- [WHAT THE EXERCISE ASKS] From the listing below, extract every line containing "settings".

- [DATA PROVIDED]
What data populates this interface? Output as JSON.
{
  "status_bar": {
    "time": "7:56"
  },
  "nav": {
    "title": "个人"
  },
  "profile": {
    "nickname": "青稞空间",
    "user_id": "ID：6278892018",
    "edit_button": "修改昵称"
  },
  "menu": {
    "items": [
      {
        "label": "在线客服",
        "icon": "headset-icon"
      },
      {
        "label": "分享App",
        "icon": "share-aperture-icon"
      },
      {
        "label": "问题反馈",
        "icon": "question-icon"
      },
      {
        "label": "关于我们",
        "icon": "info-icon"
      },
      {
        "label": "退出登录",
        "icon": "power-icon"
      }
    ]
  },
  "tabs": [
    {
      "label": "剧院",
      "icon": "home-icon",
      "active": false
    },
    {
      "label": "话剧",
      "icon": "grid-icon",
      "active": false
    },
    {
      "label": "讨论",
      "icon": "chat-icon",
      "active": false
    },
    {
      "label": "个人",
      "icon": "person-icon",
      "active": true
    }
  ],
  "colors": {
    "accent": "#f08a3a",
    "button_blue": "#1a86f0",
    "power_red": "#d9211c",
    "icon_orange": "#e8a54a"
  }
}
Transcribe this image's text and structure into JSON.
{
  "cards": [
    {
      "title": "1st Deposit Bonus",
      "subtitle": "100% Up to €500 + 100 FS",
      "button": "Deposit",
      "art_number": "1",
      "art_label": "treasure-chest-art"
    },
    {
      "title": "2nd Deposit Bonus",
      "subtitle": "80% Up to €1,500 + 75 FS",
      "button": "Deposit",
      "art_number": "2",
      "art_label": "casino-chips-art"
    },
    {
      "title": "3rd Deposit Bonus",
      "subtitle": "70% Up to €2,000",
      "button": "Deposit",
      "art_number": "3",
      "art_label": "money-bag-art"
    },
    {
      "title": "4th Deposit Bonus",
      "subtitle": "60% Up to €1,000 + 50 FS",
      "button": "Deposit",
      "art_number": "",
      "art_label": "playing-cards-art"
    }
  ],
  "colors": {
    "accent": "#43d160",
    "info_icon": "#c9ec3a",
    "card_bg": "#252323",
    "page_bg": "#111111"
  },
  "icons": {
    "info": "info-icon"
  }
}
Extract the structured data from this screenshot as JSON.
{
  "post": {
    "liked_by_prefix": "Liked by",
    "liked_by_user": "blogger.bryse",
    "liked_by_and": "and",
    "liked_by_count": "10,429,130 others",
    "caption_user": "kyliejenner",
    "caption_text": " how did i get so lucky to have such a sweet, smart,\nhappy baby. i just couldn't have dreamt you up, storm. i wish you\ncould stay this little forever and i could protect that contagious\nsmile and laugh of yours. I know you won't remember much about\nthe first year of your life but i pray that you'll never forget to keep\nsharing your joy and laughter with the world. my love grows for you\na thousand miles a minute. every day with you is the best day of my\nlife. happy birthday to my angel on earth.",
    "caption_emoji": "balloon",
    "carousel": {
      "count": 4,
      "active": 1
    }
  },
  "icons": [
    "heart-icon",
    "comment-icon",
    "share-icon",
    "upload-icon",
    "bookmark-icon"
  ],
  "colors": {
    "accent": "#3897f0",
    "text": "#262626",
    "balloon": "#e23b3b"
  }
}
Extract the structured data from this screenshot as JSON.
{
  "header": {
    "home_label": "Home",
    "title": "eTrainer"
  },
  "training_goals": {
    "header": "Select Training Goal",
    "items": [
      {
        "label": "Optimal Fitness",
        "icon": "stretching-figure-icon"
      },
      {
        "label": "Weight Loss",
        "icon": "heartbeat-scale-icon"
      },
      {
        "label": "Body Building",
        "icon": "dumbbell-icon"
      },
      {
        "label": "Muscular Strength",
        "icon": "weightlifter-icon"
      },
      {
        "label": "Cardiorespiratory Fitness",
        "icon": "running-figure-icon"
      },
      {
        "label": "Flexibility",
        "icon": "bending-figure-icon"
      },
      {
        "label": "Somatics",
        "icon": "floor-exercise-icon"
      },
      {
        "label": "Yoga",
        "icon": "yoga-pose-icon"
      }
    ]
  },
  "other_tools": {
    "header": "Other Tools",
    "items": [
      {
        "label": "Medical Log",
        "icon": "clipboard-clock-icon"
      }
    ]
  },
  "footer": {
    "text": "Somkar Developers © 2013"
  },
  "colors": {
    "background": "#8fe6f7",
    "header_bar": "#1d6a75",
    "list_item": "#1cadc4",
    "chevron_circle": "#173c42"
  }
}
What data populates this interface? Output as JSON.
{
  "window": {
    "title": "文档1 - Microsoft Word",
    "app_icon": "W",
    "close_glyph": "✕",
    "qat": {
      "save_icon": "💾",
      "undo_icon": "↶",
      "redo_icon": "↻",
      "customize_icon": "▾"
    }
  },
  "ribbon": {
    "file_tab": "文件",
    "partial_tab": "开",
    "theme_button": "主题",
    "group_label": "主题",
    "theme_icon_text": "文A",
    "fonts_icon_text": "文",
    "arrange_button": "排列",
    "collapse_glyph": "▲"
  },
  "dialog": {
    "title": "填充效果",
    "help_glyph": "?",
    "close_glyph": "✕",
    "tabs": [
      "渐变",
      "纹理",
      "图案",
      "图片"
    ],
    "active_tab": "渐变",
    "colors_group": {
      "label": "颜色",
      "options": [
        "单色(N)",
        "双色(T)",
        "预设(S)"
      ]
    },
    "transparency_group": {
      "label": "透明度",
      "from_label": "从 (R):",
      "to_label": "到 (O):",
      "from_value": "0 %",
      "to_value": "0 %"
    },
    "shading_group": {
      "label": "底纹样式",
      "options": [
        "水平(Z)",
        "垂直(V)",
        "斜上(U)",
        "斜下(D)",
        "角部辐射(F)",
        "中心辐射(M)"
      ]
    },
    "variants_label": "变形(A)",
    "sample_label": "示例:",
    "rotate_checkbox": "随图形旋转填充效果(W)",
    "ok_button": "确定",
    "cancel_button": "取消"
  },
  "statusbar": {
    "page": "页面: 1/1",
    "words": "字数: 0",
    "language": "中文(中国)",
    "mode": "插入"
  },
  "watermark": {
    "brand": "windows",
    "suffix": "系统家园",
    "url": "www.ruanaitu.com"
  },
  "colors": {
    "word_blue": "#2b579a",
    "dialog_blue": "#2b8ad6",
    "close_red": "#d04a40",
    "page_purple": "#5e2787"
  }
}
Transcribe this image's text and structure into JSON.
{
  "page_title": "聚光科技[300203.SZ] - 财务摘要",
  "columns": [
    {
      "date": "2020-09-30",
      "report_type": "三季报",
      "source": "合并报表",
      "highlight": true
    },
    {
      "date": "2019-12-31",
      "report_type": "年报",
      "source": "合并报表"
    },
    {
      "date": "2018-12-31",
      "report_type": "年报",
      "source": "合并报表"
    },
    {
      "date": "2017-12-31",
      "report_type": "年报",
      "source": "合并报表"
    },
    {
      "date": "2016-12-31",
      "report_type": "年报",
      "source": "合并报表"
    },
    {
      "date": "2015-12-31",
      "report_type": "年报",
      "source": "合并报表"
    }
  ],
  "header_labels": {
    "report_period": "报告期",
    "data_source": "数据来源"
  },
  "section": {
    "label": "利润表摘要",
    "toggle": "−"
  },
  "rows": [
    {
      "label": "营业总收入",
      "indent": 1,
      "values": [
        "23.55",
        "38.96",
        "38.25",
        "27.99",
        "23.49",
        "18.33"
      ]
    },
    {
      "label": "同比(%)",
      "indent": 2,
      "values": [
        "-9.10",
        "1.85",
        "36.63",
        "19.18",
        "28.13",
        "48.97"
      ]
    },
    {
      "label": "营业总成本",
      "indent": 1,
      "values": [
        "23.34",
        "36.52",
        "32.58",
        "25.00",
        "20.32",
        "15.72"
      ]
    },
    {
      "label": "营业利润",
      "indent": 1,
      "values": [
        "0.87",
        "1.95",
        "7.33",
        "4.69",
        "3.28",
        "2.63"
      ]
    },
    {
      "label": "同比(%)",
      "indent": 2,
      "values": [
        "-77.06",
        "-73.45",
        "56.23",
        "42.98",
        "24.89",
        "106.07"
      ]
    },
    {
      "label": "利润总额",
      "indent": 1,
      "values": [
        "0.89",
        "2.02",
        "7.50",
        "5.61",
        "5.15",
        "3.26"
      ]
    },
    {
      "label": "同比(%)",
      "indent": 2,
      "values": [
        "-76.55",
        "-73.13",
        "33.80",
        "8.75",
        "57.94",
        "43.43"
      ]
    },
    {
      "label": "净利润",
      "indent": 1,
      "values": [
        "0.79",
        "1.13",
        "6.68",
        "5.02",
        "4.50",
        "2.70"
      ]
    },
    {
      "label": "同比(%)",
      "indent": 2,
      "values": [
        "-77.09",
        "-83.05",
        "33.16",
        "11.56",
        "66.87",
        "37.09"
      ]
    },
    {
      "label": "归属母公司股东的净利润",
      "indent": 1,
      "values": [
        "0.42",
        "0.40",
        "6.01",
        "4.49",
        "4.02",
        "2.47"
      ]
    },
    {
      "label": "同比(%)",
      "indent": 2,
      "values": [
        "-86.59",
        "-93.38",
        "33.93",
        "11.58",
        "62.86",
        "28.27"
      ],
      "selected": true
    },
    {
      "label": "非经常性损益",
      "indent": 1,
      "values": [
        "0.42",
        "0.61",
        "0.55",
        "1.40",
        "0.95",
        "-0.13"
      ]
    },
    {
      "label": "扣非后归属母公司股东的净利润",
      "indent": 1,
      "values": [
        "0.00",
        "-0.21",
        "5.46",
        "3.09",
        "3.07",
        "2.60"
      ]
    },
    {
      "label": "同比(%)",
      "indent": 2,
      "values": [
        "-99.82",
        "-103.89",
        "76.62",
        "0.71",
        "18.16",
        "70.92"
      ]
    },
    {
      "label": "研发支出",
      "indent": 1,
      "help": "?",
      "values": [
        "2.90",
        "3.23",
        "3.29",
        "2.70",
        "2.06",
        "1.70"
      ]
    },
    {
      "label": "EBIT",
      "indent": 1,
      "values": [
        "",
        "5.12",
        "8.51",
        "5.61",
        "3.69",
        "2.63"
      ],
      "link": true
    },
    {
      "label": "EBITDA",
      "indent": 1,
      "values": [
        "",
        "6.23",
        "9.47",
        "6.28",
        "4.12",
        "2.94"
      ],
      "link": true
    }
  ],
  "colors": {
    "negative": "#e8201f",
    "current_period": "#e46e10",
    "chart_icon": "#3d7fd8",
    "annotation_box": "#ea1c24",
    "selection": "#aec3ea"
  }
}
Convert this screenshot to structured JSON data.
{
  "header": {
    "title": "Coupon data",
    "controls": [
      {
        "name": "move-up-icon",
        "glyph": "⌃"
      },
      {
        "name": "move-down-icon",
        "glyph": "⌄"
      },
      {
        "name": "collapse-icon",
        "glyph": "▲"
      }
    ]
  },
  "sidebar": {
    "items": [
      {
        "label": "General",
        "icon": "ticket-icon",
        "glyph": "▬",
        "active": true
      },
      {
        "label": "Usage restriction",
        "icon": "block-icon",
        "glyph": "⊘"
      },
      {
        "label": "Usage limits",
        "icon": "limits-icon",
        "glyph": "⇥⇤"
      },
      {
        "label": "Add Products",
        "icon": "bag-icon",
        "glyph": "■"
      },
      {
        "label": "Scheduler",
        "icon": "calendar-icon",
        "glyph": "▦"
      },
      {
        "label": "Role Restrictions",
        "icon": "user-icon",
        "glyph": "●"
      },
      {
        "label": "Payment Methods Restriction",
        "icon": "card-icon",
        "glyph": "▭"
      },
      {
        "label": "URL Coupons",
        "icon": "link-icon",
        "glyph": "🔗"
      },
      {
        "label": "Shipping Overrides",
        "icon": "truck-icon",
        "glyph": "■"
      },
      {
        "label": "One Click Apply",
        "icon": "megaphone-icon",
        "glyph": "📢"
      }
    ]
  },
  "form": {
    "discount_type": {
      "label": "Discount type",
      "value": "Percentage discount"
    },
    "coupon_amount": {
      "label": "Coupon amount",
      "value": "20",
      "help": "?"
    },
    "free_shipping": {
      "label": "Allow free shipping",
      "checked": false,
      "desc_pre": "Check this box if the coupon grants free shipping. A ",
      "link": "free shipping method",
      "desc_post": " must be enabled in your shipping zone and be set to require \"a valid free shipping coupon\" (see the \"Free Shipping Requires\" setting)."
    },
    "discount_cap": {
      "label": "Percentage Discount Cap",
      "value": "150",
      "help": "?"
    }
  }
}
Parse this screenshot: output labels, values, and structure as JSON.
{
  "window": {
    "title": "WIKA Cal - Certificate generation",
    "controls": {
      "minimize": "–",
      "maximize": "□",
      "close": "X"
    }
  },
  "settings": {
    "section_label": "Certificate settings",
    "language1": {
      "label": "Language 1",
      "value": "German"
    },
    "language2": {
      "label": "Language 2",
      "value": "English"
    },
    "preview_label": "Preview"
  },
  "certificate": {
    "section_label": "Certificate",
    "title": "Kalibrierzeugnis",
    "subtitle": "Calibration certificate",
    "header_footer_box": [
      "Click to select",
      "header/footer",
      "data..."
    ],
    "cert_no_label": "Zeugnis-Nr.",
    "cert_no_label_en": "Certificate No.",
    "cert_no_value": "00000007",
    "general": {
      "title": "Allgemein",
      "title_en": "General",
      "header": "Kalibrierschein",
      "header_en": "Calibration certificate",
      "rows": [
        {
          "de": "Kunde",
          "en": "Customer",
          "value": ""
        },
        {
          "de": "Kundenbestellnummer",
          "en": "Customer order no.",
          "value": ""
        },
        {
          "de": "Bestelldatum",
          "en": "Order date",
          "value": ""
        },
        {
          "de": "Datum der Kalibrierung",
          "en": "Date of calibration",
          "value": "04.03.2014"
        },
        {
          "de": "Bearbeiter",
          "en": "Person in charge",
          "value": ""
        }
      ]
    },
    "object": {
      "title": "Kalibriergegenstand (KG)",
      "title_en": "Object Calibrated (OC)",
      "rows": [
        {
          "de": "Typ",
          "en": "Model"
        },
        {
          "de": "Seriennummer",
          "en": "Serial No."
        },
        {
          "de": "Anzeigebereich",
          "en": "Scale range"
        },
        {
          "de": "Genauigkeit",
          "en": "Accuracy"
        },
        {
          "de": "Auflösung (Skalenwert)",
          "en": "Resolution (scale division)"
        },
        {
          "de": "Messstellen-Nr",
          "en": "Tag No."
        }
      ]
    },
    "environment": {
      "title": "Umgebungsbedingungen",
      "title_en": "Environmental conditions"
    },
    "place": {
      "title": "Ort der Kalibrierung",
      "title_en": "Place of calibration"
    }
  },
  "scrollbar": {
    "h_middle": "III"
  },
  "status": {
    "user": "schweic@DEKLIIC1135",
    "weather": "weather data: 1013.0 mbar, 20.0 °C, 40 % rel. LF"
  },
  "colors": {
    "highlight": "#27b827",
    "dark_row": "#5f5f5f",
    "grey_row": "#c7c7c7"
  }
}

- [COMPLETE ANSWER]
  "settings": {
    "section_label": "Certificate settings",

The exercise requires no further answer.